[BEGIN RECORD SET]

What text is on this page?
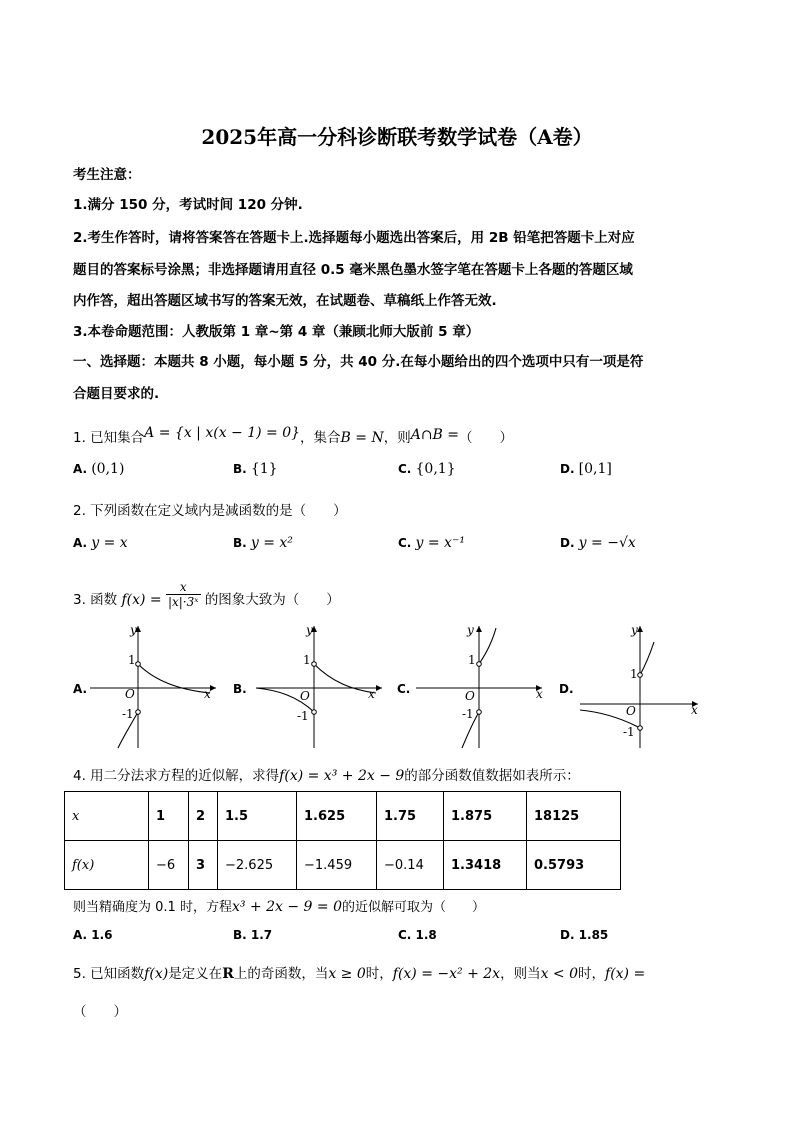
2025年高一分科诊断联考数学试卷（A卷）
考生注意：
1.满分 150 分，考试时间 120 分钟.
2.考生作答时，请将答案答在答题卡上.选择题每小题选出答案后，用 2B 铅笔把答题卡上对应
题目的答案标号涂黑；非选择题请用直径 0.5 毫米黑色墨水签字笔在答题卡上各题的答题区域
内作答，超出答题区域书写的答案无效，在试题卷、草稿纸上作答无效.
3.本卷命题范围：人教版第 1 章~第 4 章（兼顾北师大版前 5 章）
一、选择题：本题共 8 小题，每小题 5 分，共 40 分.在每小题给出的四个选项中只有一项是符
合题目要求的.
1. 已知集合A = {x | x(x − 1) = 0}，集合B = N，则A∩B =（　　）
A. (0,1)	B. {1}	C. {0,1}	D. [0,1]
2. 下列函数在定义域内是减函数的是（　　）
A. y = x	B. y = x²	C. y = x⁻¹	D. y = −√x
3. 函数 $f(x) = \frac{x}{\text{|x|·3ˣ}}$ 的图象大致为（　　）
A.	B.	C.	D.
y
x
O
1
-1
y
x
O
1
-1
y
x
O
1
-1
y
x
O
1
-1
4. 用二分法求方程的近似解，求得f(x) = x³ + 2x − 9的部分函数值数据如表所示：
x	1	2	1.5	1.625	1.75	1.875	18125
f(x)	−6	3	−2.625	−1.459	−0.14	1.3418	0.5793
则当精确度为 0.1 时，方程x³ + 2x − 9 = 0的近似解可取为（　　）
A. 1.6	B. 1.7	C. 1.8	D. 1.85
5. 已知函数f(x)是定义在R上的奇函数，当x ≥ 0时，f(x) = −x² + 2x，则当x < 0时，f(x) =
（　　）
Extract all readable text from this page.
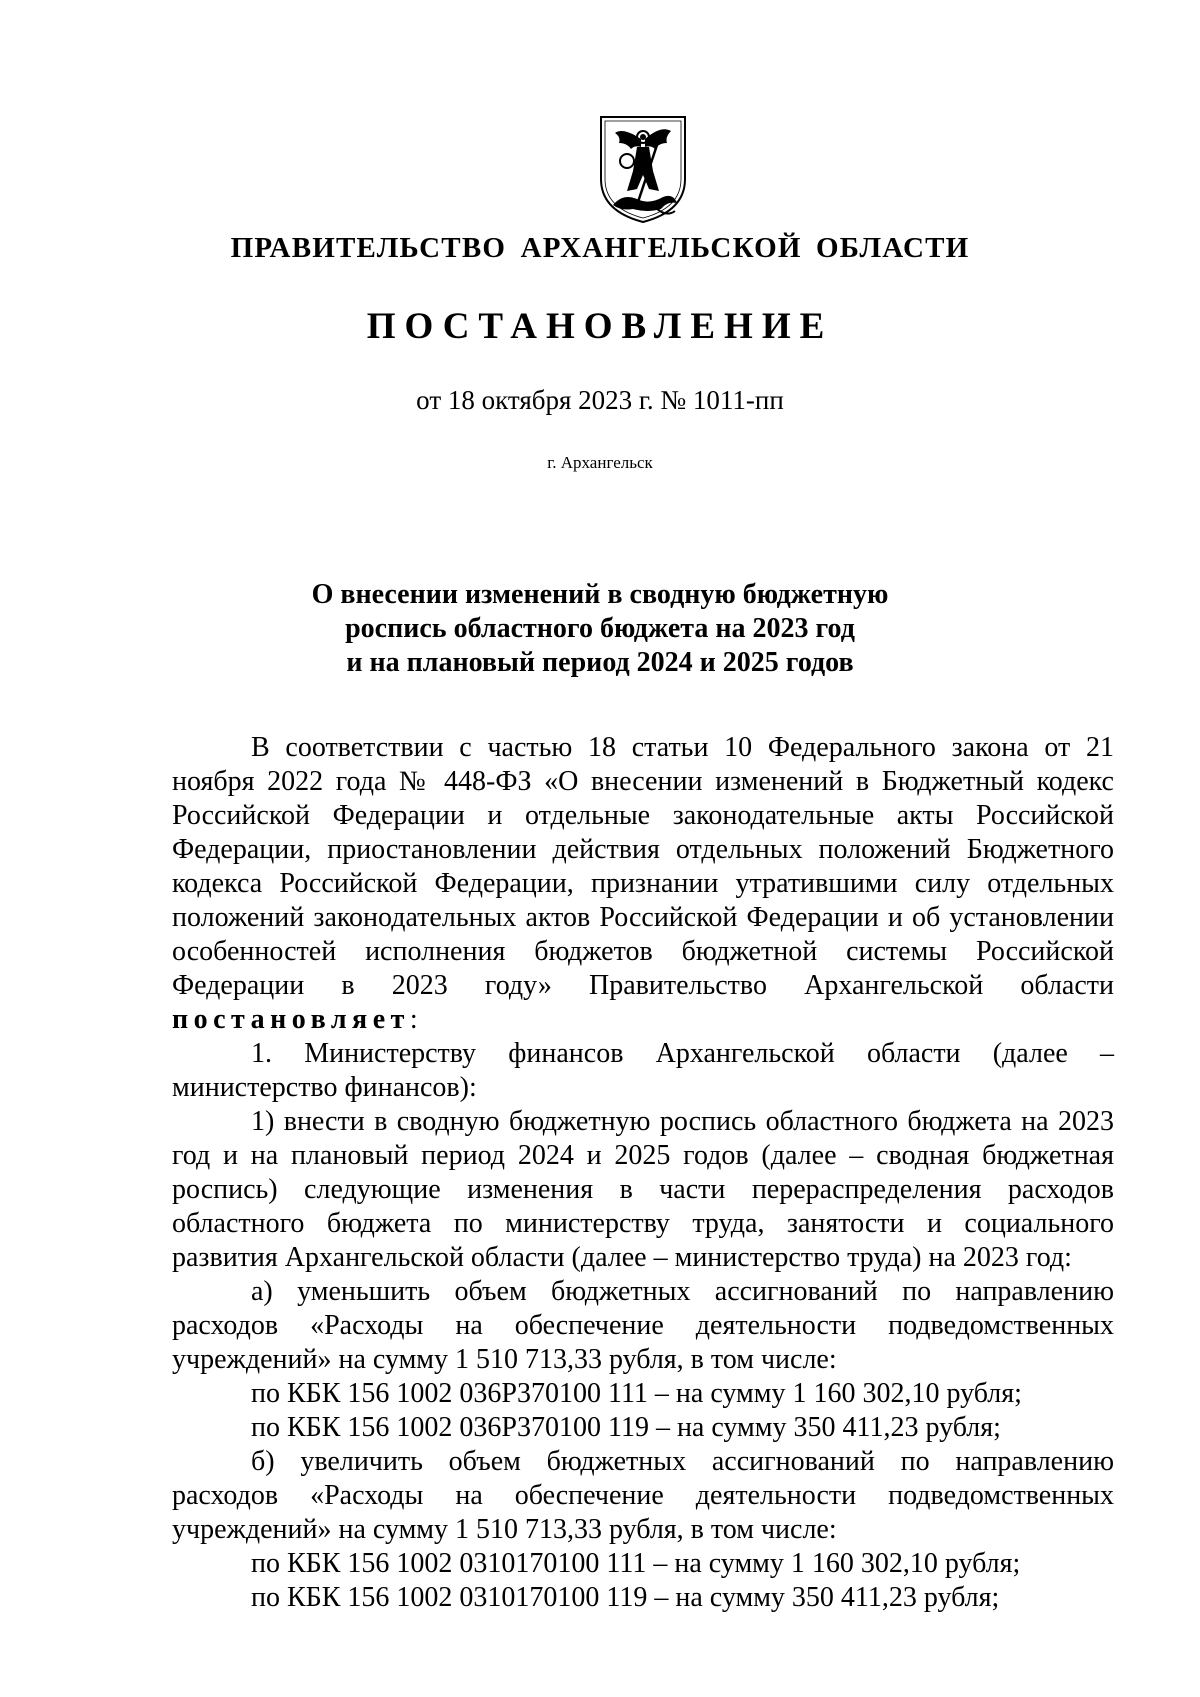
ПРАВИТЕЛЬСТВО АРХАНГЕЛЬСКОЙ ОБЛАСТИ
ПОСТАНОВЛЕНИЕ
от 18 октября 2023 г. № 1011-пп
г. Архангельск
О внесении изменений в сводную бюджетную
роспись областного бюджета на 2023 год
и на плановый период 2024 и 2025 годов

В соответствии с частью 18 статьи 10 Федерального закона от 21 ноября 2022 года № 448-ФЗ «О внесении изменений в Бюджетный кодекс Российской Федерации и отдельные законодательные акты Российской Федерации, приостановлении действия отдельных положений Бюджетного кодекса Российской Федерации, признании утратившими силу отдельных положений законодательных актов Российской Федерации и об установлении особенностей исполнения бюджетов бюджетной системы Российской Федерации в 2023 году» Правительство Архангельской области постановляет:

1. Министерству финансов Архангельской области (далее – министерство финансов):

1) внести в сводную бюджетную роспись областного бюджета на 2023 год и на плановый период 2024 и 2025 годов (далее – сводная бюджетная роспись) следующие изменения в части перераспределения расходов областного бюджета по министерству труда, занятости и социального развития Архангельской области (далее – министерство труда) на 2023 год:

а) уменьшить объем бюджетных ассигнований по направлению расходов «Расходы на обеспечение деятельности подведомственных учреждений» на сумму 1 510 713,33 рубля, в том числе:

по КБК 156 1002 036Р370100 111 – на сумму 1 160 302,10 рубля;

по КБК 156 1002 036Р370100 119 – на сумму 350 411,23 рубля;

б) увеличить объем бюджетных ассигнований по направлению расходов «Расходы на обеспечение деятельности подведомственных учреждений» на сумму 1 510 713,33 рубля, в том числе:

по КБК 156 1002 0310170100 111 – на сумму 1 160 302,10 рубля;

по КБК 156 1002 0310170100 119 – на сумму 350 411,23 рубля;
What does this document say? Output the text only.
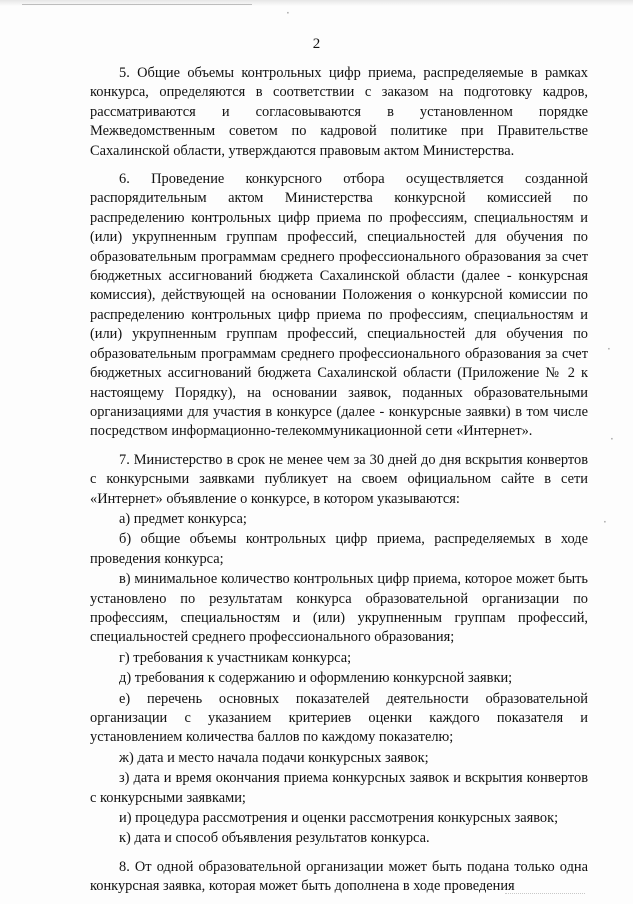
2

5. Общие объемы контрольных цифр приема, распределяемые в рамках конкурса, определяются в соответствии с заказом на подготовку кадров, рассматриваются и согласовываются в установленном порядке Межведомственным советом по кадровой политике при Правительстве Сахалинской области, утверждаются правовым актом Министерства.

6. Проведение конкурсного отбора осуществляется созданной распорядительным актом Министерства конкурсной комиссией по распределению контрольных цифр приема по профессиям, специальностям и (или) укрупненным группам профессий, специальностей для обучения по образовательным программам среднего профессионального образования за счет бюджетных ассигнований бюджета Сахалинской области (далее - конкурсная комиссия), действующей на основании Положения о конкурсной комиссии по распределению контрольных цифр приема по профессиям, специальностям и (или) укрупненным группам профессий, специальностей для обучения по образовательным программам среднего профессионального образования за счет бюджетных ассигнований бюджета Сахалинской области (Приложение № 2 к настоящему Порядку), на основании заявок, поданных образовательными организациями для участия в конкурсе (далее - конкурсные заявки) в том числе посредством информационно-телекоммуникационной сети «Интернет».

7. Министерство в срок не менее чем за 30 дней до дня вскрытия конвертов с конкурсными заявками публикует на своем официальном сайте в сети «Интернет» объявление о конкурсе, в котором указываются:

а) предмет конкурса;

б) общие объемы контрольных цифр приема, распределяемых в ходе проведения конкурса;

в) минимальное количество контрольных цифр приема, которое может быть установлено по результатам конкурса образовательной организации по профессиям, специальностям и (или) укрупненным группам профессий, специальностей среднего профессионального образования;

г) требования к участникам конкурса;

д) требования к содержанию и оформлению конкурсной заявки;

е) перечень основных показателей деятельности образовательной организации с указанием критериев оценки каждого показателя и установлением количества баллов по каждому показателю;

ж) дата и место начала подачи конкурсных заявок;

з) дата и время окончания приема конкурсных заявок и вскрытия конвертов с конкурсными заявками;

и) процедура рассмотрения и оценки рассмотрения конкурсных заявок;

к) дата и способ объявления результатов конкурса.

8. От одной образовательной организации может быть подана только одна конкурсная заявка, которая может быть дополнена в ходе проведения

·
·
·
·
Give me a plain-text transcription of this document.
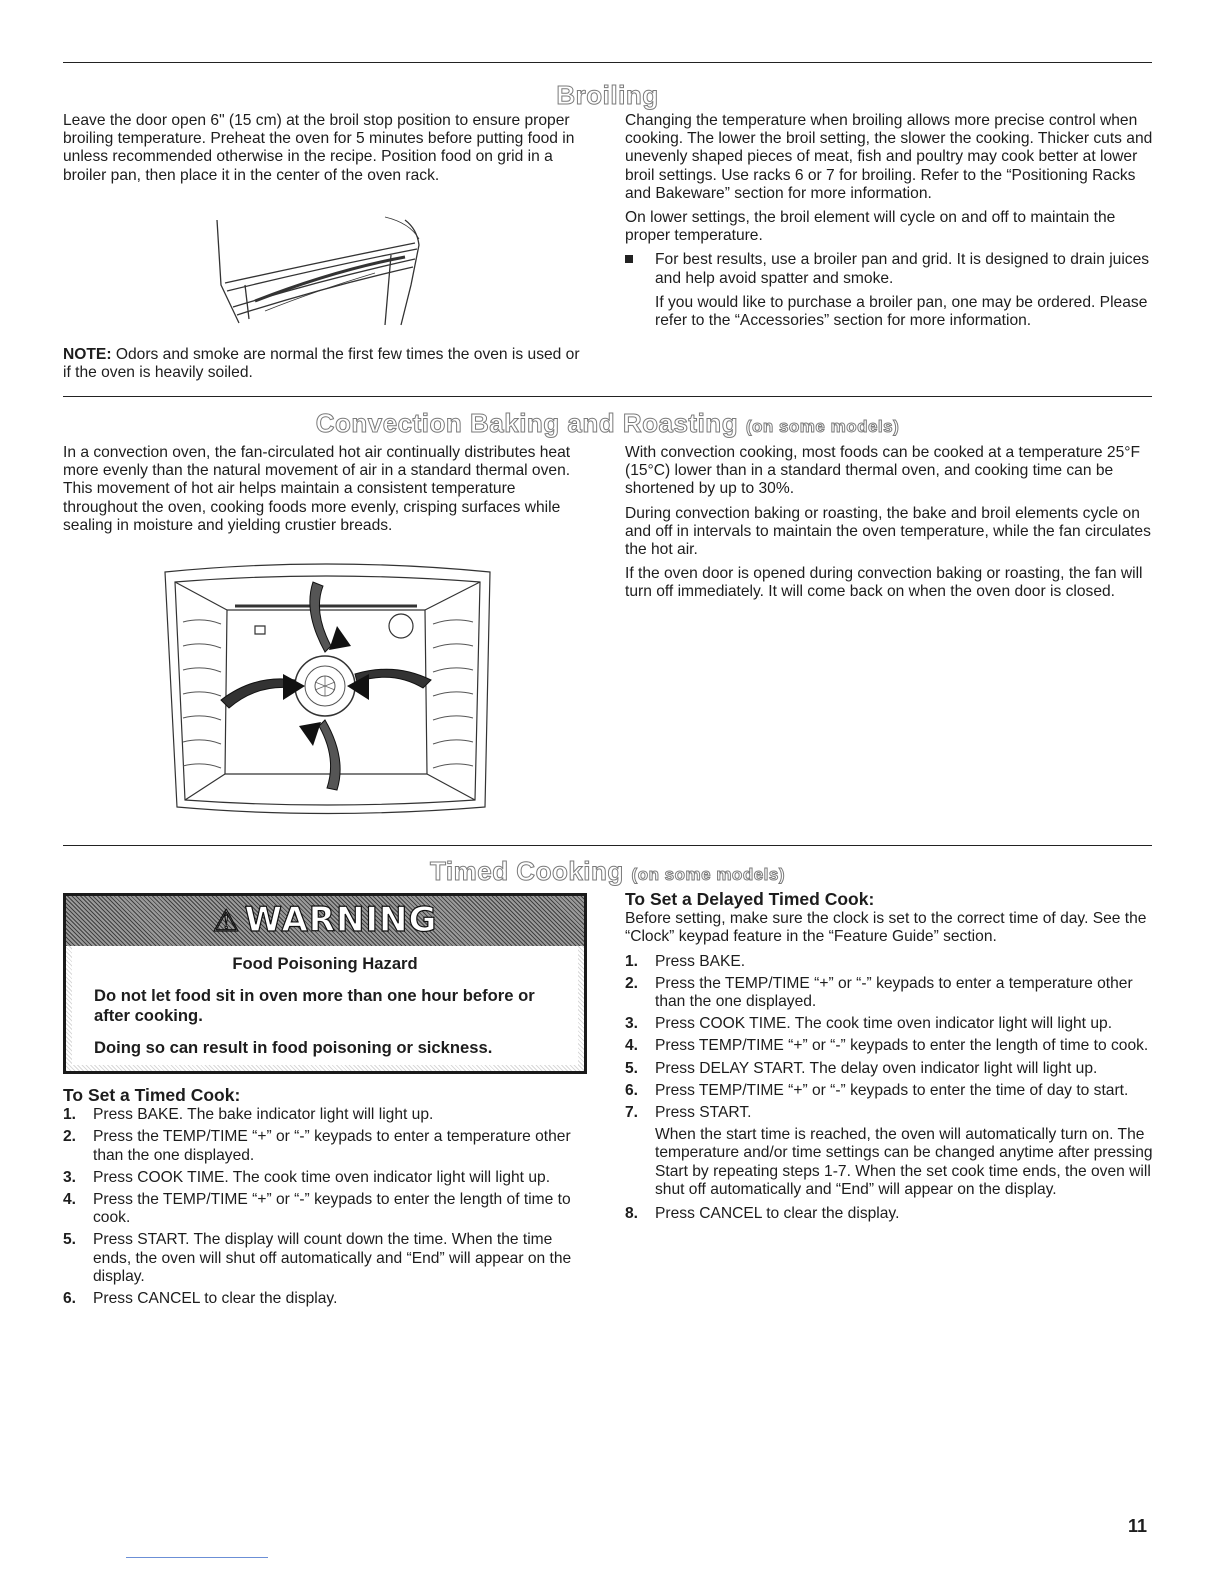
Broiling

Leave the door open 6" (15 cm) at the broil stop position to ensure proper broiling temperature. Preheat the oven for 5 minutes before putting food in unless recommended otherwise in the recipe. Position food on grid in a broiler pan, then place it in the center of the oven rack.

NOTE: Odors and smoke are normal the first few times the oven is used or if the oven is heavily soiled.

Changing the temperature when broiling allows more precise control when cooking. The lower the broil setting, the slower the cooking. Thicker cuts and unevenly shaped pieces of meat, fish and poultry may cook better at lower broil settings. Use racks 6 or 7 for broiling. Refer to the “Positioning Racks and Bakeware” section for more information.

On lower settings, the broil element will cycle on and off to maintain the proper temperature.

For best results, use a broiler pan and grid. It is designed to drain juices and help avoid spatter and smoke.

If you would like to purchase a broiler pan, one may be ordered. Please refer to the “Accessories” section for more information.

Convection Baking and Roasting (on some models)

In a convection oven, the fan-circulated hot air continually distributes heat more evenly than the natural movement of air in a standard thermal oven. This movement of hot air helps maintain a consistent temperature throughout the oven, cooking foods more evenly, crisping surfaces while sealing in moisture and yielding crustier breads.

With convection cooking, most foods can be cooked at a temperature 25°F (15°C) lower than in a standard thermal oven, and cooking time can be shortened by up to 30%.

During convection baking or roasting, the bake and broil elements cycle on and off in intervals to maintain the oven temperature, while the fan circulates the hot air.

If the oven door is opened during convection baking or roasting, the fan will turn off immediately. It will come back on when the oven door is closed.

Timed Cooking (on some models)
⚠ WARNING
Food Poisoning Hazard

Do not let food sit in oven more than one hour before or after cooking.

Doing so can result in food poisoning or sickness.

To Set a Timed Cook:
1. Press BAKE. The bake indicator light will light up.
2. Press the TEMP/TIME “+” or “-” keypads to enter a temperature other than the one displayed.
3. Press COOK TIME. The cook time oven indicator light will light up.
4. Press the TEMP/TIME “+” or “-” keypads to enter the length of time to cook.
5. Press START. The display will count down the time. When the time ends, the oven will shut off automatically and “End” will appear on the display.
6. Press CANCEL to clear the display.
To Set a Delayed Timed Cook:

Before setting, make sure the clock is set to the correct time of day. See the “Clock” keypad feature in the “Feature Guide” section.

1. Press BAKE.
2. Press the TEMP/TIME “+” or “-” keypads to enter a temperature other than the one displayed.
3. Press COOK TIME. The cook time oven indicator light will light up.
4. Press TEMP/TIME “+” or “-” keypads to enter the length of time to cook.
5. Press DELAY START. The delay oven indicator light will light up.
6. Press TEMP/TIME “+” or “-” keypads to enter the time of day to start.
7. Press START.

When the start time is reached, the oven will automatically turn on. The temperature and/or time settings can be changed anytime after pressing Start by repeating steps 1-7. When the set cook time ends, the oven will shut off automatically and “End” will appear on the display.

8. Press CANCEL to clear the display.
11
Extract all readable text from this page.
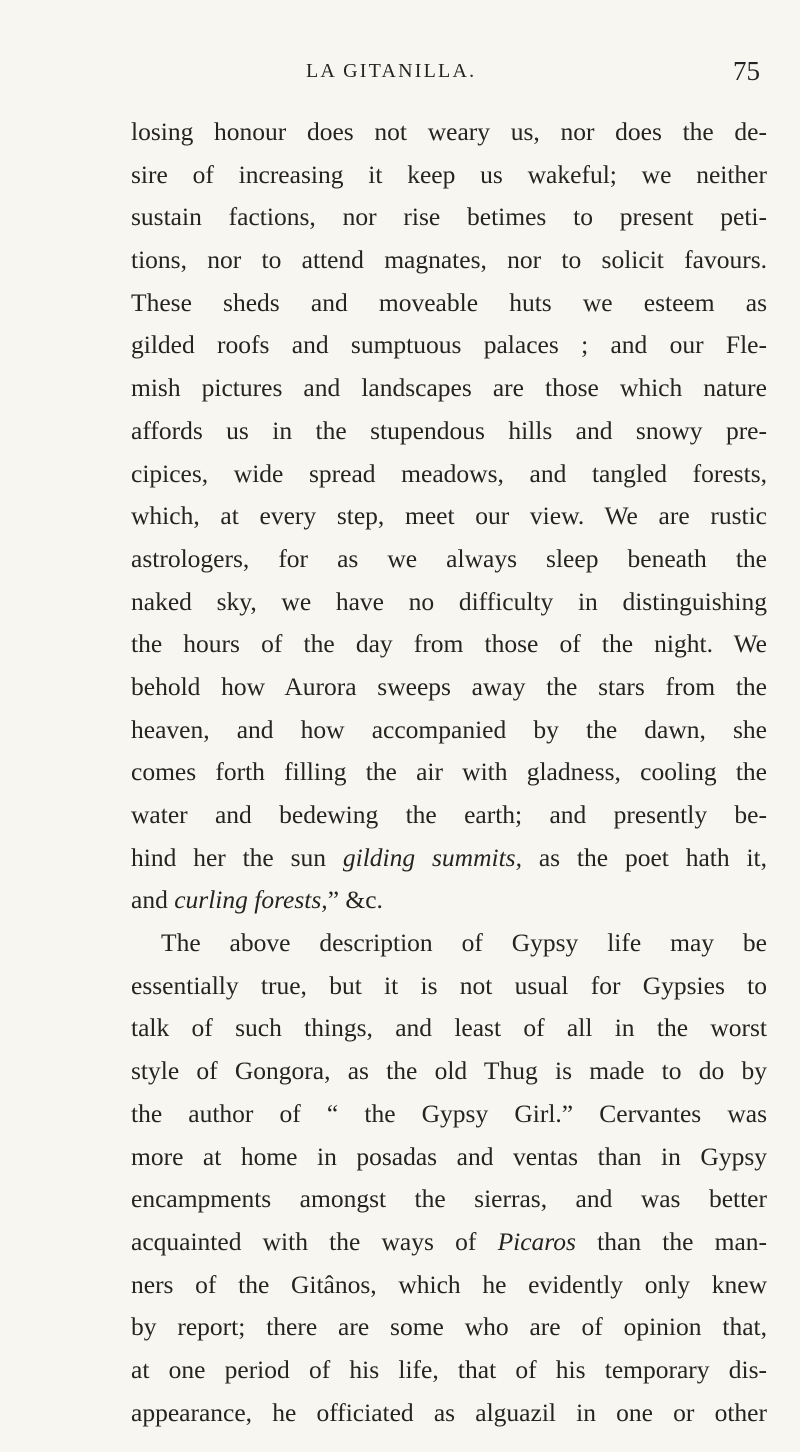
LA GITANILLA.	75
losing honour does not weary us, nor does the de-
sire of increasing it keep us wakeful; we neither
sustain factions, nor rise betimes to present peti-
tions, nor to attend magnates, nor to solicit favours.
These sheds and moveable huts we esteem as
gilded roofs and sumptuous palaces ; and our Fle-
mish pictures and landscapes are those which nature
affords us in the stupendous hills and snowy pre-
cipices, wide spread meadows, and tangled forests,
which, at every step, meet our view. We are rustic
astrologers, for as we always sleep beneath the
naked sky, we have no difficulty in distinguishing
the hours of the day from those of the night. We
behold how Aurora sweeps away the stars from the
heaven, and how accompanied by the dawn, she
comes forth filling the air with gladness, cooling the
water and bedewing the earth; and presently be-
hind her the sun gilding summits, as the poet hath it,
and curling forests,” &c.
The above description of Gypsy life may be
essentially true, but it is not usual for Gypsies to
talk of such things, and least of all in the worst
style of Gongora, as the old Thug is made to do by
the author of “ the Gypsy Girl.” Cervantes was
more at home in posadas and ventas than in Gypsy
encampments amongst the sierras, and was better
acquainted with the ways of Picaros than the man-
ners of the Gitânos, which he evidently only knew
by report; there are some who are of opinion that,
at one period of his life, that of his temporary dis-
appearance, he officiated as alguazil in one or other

[END RECORD SET]

### REQUEST:
Select every line in the records above that contains the word "учреждений".

### WRITTEN REPLY:
а) уменьшить объем бюджетных ассигнований по направлению расходов «Расходы на обеспечение деятельности подведомственных учреждений» на сумму 1 510 713,33 рубля, в том числе:
б) увеличить объем бюджетных ассигнований по направлению расходов «Расходы на обеспечение деятельности подведомственных учреждений» на сумму 1 510 713,33 рубля, в том числе:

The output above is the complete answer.